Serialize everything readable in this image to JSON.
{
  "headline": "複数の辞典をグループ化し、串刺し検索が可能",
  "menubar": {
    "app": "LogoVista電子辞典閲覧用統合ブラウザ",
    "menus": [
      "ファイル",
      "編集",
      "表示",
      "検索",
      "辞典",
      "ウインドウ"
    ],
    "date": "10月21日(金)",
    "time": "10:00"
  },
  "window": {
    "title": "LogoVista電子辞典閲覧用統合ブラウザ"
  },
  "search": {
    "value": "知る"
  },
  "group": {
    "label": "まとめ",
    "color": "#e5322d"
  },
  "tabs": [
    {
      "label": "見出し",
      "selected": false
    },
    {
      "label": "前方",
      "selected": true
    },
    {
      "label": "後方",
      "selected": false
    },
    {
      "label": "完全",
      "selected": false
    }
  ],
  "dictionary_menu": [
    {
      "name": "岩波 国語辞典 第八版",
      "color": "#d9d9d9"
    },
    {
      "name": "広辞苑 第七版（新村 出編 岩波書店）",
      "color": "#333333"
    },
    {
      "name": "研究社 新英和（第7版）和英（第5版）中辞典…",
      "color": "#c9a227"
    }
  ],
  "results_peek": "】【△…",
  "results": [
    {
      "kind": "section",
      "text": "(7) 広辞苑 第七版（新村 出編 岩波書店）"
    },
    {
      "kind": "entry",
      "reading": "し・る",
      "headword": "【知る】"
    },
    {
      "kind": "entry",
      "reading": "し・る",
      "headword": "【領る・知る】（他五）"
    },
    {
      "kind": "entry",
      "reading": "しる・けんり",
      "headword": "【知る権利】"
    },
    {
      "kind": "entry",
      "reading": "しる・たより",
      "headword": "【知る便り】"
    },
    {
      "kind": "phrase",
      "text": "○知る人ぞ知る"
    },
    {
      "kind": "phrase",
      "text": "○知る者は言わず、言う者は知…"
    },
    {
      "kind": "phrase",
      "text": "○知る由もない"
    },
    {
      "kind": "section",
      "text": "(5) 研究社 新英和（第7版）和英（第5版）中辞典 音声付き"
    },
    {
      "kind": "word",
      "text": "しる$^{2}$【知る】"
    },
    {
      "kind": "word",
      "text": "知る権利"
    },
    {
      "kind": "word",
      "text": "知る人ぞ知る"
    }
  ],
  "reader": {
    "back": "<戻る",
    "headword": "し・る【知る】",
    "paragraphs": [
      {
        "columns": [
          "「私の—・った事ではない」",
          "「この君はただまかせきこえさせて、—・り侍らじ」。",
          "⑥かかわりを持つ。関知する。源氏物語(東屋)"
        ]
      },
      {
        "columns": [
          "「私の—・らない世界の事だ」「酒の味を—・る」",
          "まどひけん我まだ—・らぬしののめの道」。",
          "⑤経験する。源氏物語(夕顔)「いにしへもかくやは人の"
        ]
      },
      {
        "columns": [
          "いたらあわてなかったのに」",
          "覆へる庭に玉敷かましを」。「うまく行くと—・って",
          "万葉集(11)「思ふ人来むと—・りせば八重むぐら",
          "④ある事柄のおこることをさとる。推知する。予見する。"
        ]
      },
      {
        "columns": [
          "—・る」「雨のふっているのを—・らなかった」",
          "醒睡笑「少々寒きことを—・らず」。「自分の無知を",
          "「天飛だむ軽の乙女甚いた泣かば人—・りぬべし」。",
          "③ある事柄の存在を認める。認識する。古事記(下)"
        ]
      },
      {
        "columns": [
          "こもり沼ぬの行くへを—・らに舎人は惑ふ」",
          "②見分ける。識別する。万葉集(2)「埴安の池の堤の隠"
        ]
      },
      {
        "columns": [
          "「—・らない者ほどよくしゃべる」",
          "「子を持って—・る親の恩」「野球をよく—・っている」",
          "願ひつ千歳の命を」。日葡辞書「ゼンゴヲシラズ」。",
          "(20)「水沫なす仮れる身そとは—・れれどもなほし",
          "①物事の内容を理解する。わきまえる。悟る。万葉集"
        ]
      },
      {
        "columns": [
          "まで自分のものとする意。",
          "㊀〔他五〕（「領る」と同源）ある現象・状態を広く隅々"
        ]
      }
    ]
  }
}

What the task asks → Copy all of the data. Keep every word exactly as it is.

Task response →
Serialize everything readable in this image to JSON.
{
  "headline": "複数の辞典をグループ化し、串刺し検索が可能",
  "menubar": {
    "app": "LogoVista電子辞典閲覧用統合ブラウザ",
    "menus": [
      "ファイル",
      "編集",
      "表示",
      "検索",
      "辞典",
      "ウインドウ"
    ],
    "date": "10月21日(金)",
    "time": "10:00"
  },
  "window": {
    "title": "LogoVista電子辞典閲覧用統合ブラウザ"
  },
  "search": {
    "value": "知る"
  },
  "group": {
    "label": "まとめ",
    "color": "#e5322d"
  },
  "tabs": [
    {
      "label": "見出し",
      "selected": false
    },
    {
      "label": "前方",
      "selected": true
    },
    {
      "label": "後方",
      "selected": false
    },
    {
      "label": "完全",
      "selected": false
    }
  ],
  "dictionary_menu": [
    {
      "name": "岩波 国語辞典 第八版",
      "color": "#d9d9d9"
    },
    {
      "name": "広辞苑 第七版（新村 出編 岩波書店）",
      "color": "#333333"
    },
    {
      "name": "研究社 新英和（第7版）和英（第5版）中辞典…",
      "color": "#c9a227"
    }
  ],
  "results_peek": "】【△…",
  "results": [
    {
      "kind": "section",
      "text": "(7) 広辞苑 第七版（新村 出編 岩波書店）"
    },
    {
      "kind": "entry",
      "reading": "し・る",
      "headword": "【知る】"
    },
    {
      "kind": "entry",
      "reading": "し・る",
      "headword": "【領る・知る】（他五）"
    },
    {
      "kind": "entry",
      "reading": "しる・けんり",
      "headword": "【知る権利】"
    },
    {
      "kind": "entry",
      "reading": "しる・たより",
      "headword": "【知る便り】"
    },
    {
      "kind": "phrase",
      "text": "○知る人ぞ知る"
    },
    {
      "kind": "phrase",
      "text": "○知る者は言わず、言う者は知…"
    },
    {
      "kind": "phrase",
      "text": "○知る由もない"
    },
    {
      "kind": "section",
      "text": "(5) 研究社 新英和（第7版）和英（第5版）中辞典 音声付き"
    },
    {
      "kind": "word",
      "text": "しる$^{2}$【知る】"
    },
    {
      "kind": "word",
      "text": "知る権利"
    },
    {
      "kind": "word",
      "text": "知る人ぞ知る"
    }
  ],
  "reader": {
    "back": "<戻る",
    "headword": "し・る【知る】",
    "paragraphs": [
      {
        "columns": [
          "「私の—・った事ではない」",
          "「この君はただまかせきこえさせて、—・り侍らじ」。",
          "⑥かかわりを持つ。関知する。源氏物語(東屋)"
        ]
      },
      {
        "columns": [
          "「私の—・らない世界の事だ」「酒の味を—・る」",
          "まどひけん我まだ—・らぬしののめの道」。",
          "⑤経験する。源氏物語(夕顔)「いにしへもかくやは人の"
        ]
      },
      {
        "columns": [
          "いたらあわてなかったのに」",
          "覆へる庭に玉敷かましを」。「うまく行くと—・って",
          "万葉集(11)「思ふ人来むと—・りせば八重むぐら",
          "④ある事柄のおこることをさとる。推知する。予見する。"
        ]
      },
      {
        "columns": [
          "—・る」「雨のふっているのを—・らなかった」",
          "醒睡笑「少々寒きことを—・らず」。「自分の無知を",
          "「天飛だむ軽の乙女甚いた泣かば人—・りぬべし」。",
          "③ある事柄の存在を認める。認識する。古事記(下)"
        ]
      },
      {
        "columns": [
          "こもり沼ぬの行くへを—・らに舎人は惑ふ」",
          "②見分ける。識別する。万葉集(2)「埴安の池の堤の隠"
        ]
      },
      {
        "columns": [
          "「—・らない者ほどよくしゃべる」",
          "「子を持って—・る親の恩」「野球をよく—・っている」",
          "願ひつ千歳の命を」。日葡辞書「ゼンゴヲシラズ」。",
          "(20)「水沫なす仮れる身そとは—・れれどもなほし",
          "①物事の内容を理解する。わきまえる。悟る。万葉集"
        ]
      },
      {
        "columns": [
          "まで自分のものとする意。",
          "㊀〔他五〕（「領る」と同源）ある現象・状態を広く隅々"
        ]
      }
    ]
  }
}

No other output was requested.